Records from a collection:
____

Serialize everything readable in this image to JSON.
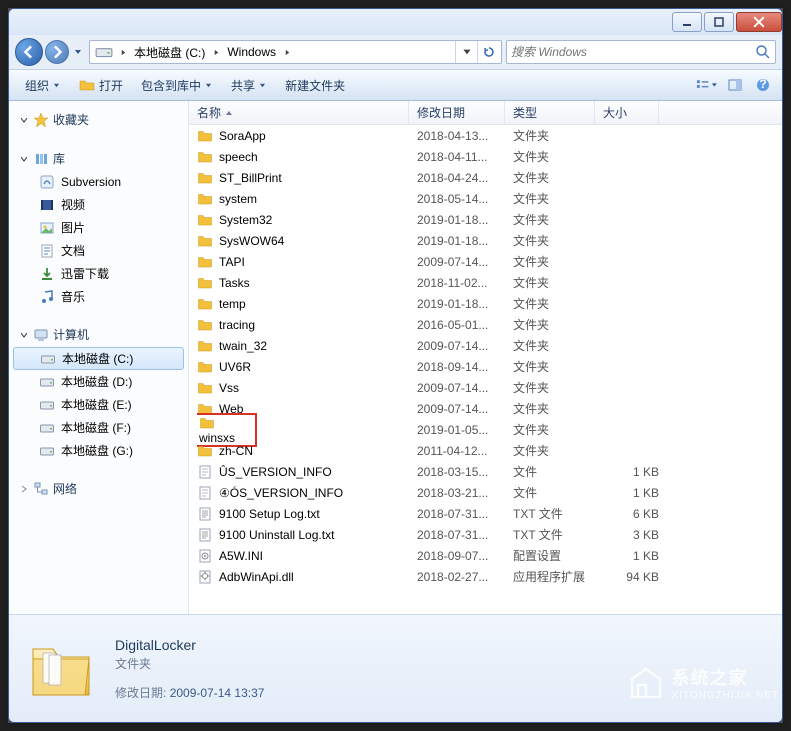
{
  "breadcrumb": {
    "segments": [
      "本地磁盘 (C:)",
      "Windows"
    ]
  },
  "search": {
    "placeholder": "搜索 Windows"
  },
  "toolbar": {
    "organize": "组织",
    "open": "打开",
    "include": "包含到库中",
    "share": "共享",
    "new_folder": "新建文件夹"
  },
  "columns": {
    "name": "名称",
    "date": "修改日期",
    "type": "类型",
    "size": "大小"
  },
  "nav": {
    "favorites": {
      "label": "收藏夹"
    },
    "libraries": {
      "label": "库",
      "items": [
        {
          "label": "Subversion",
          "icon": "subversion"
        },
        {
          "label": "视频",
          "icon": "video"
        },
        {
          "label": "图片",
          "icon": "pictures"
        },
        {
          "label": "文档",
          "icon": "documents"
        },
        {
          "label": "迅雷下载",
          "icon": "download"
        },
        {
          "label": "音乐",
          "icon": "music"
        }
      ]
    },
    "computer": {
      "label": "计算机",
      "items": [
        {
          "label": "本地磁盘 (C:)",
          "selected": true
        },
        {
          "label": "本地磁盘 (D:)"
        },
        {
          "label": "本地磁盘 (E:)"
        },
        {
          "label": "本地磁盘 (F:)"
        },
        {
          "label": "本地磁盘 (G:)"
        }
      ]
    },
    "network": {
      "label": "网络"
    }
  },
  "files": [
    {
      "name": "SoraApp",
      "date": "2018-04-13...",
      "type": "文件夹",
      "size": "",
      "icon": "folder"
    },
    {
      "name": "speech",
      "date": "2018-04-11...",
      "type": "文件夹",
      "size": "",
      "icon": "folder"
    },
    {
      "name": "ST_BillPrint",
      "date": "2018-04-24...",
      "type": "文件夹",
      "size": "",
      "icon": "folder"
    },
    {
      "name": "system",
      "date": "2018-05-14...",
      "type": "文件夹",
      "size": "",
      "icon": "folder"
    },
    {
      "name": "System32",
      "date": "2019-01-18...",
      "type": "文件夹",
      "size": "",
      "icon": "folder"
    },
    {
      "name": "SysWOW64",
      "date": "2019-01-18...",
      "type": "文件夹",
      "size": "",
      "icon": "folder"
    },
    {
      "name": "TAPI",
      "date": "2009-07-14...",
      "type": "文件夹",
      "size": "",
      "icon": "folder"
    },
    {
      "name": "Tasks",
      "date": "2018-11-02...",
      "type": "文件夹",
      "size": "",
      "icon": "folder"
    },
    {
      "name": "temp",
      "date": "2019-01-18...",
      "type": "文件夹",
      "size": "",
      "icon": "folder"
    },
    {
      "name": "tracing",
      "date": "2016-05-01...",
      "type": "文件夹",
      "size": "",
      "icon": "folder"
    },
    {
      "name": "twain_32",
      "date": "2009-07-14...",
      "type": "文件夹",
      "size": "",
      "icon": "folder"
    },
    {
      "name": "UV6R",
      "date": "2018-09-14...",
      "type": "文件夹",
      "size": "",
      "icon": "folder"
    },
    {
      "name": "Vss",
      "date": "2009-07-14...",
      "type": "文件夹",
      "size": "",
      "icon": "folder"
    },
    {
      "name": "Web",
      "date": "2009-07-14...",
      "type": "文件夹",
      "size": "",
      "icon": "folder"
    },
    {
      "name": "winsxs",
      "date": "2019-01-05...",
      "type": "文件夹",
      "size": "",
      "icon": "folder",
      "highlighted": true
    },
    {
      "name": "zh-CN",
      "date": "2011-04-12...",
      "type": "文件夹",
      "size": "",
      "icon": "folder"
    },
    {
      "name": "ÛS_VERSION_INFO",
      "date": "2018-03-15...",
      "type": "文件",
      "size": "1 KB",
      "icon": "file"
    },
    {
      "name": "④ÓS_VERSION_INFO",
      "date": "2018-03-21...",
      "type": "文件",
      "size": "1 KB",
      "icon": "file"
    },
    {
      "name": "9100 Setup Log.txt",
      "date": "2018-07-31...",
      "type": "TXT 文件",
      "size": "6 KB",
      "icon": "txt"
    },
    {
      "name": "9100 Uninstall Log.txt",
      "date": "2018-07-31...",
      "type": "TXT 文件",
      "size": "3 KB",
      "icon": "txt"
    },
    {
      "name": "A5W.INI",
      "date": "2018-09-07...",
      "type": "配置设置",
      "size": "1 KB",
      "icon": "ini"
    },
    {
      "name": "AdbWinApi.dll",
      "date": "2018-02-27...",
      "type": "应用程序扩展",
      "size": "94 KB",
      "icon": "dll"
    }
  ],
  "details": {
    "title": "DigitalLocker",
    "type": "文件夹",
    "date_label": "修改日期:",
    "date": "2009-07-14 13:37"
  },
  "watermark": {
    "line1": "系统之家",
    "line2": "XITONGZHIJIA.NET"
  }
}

____

» Task directions:
Return each line of the data, keeping its wording exact and omitting pictures.

» Solution for this problem:
Serialize everything readable in this image to JSON.
{
  "breadcrumb": {
    "segments": [
      "本地磁盘 (C:)",
      "Windows"
    ]
  },
  "search": {
    "placeholder": "搜索 Windows"
  },
  "toolbar": {
    "organize": "组织",
    "open": "打开",
    "include": "包含到库中",
    "share": "共享",
    "new_folder": "新建文件夹"
  },
  "columns": {
    "name": "名称",
    "date": "修改日期",
    "type": "类型",
    "size": "大小"
  },
  "nav": {
    "favorites": {
      "label": "收藏夹"
    },
    "libraries": {
      "label": "库",
      "items": [
        {
          "label": "Subversion",
          "icon": "subversion"
        },
        {
          "label": "视频",
          "icon": "video"
        },
        {
          "label": "图片",
          "icon": "pictures"
        },
        {
          "label": "文档",
          "icon": "documents"
        },
        {
          "label": "迅雷下载",
          "icon": "download"
        },
        {
          "label": "音乐",
          "icon": "music"
        }
      ]
    },
    "computer": {
      "label": "计算机",
      "items": [
        {
          "label": "本地磁盘 (C:)",
          "selected": true
        },
        {
          "label": "本地磁盘 (D:)"
        },
        {
          "label": "本地磁盘 (E:)"
        },
        {
          "label": "本地磁盘 (F:)"
        },
        {
          "label": "本地磁盘 (G:)"
        }
      ]
    },
    "network": {
      "label": "网络"
    }
  },
  "files": [
    {
      "name": "SoraApp",
      "date": "2018-04-13...",
      "type": "文件夹",
      "size": "",
      "icon": "folder"
    },
    {
      "name": "speech",
      "date": "2018-04-11...",
      "type": "文件夹",
      "size": "",
      "icon": "folder"
    },
    {
      "name": "ST_BillPrint",
      "date": "2018-04-24...",
      "type": "文件夹",
      "size": "",
      "icon": "folder"
    },
    {
      "name": "system",
      "date": "2018-05-14...",
      "type": "文件夹",
      "size": "",
      "icon": "folder"
    },
    {
      "name": "System32",
      "date": "2019-01-18...",
      "type": "文件夹",
      "size": "",
      "icon": "folder"
    },
    {
      "name": "SysWOW64",
      "date": "2019-01-18...",
      "type": "文件夹",
      "size": "",
      "icon": "folder"
    },
    {
      "name": "TAPI",
      "date": "2009-07-14...",
      "type": "文件夹",
      "size": "",
      "icon": "folder"
    },
    {
      "name": "Tasks",
      "date": "2018-11-02...",
      "type": "文件夹",
      "size": "",
      "icon": "folder"
    },
    {
      "name": "temp",
      "date": "2019-01-18...",
      "type": "文件夹",
      "size": "",
      "icon": "folder"
    },
    {
      "name": "tracing",
      "date": "2016-05-01...",
      "type": "文件夹",
      "size": "",
      "icon": "folder"
    },
    {
      "name": "twain_32",
      "date": "2009-07-14...",
      "type": "文件夹",
      "size": "",
      "icon": "folder"
    },
    {
      "name": "UV6R",
      "date": "2018-09-14...",
      "type": "文件夹",
      "size": "",
      "icon": "folder"
    },
    {
      "name": "Vss",
      "date": "2009-07-14...",
      "type": "文件夹",
      "size": "",
      "icon": "folder"
    },
    {
      "name": "Web",
      "date": "2009-07-14...",
      "type": "文件夹",
      "size": "",
      "icon": "folder"
    },
    {
      "name": "winsxs",
      "date": "2019-01-05...",
      "type": "文件夹",
      "size": "",
      "icon": "folder",
      "highlighted": true
    },
    {
      "name": "zh-CN",
      "date": "2011-04-12...",
      "type": "文件夹",
      "size": "",
      "icon": "folder"
    },
    {
      "name": "ÛS_VERSION_INFO",
      "date": "2018-03-15...",
      "type": "文件",
      "size": "1 KB",
      "icon": "file"
    },
    {
      "name": "④ÓS_VERSION_INFO",
      "date": "2018-03-21...",
      "type": "文件",
      "size": "1 KB",
      "icon": "file"
    },
    {
      "name": "9100 Setup Log.txt",
      "date": "2018-07-31...",
      "type": "TXT 文件",
      "size": "6 KB",
      "icon": "txt"
    },
    {
      "name": "9100 Uninstall Log.txt",
      "date": "2018-07-31...",
      "type": "TXT 文件",
      "size": "3 KB",
      "icon": "txt"
    },
    {
      "name": "A5W.INI",
      "date": "2018-09-07...",
      "type": "配置设置",
      "size": "1 KB",
      "icon": "ini"
    },
    {
      "name": "AdbWinApi.dll",
      "date": "2018-02-27...",
      "type": "应用程序扩展",
      "size": "94 KB",
      "icon": "dll"
    }
  ],
  "details": {
    "title": "DigitalLocker",
    "type": "文件夹",
    "date_label": "修改日期:",
    "date": "2009-07-14 13:37"
  },
  "watermark": {
    "line1": "系统之家",
    "line2": "XITONGZHIJIA.NET"
  }
}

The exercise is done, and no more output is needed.